## PROBLEM TO WORK ON
Write out all of the records, keeping each one exactly as written.

================================

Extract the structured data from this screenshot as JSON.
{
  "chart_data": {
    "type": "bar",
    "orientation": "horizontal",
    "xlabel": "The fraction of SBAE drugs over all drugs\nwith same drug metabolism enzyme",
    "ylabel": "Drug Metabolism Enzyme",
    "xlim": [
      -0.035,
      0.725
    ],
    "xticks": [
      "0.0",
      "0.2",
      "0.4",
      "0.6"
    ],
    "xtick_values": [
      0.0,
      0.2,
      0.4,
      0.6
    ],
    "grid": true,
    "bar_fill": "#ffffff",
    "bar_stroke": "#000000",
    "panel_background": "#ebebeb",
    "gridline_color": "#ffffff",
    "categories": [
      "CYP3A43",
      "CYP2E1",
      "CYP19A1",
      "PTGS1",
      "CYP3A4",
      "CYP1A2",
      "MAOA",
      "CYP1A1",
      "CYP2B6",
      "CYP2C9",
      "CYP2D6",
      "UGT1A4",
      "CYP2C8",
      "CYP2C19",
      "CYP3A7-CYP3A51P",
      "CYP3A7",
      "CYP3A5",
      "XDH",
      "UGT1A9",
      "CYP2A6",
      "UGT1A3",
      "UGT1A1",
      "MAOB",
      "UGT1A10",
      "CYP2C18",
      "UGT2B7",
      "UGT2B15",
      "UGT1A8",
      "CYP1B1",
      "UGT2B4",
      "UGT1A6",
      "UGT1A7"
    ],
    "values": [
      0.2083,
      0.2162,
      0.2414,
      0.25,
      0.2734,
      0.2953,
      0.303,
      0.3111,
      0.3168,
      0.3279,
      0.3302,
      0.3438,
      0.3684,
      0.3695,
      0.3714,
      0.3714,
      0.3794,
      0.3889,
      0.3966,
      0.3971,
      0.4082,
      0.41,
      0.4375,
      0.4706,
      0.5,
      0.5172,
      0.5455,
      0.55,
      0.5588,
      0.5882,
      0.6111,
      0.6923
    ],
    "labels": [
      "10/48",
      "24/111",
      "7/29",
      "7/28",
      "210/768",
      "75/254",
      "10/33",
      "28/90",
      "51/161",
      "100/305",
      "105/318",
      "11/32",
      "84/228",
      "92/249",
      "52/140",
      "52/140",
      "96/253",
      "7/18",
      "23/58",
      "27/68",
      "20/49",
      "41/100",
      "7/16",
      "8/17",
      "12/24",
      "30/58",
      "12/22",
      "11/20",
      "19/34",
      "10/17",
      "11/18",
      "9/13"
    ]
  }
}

================================

## ANSWER TO THE EXERCISE
Extract the structured data from this screenshot as JSON.
{
  "chart_data": {
    "type": "bar",
    "orientation": "horizontal",
    "xlabel": "The fraction of SBAE drugs over all drugs\nwith same drug metabolism enzyme",
    "ylabel": "Drug Metabolism Enzyme",
    "xlim": [
      -0.035,
      0.725
    ],
    "xticks": [
      "0.0",
      "0.2",
      "0.4",
      "0.6"
    ],
    "xtick_values": [
      0.0,
      0.2,
      0.4,
      0.6
    ],
    "grid": true,
    "bar_fill": "#ffffff",
    "bar_stroke": "#000000",
    "panel_background": "#ebebeb",
    "gridline_color": "#ffffff",
    "categories": [
      "CYP3A43",
      "CYP2E1",
      "CYP19A1",
      "PTGS1",
      "CYP3A4",
      "CYP1A2",
      "MAOA",
      "CYP1A1",
      "CYP2B6",
      "CYP2C9",
      "CYP2D6",
      "UGT1A4",
      "CYP2C8",
      "CYP2C19",
      "CYP3A7-CYP3A51P",
      "CYP3A7",
      "CYP3A5",
      "XDH",
      "UGT1A9",
      "CYP2A6",
      "UGT1A3",
      "UGT1A1",
      "MAOB",
      "UGT1A10",
      "CYP2C18",
      "UGT2B7",
      "UGT2B15",
      "UGT1A8",
      "CYP1B1",
      "UGT2B4",
      "UGT1A6",
      "UGT1A7"
    ],
    "values": [
      0.2083,
      0.2162,
      0.2414,
      0.25,
      0.2734,
      0.2953,
      0.303,
      0.3111,
      0.3168,
      0.3279,
      0.3302,
      0.3438,
      0.3684,
      0.3695,
      0.3714,
      0.3714,
      0.3794,
      0.3889,
      0.3966,
      0.3971,
      0.4082,
      0.41,
      0.4375,
      0.4706,
      0.5,
      0.5172,
      0.5455,
      0.55,
      0.5588,
      0.5882,
      0.6111,
      0.6923
    ],
    "labels": [
      "10/48",
      "24/111",
      "7/29",
      "7/28",
      "210/768",
      "75/254",
      "10/33",
      "28/90",
      "51/161",
      "100/305",
      "105/318",
      "11/32",
      "84/228",
      "92/249",
      "52/140",
      "52/140",
      "96/253",
      "7/18",
      "23/58",
      "27/68",
      "20/49",
      "41/100",
      "7/16",
      "8/17",
      "12/24",
      "30/58",
      "12/22",
      "11/20",
      "19/34",
      "10/17",
      "11/18",
      "9/13"
    ]
  }
}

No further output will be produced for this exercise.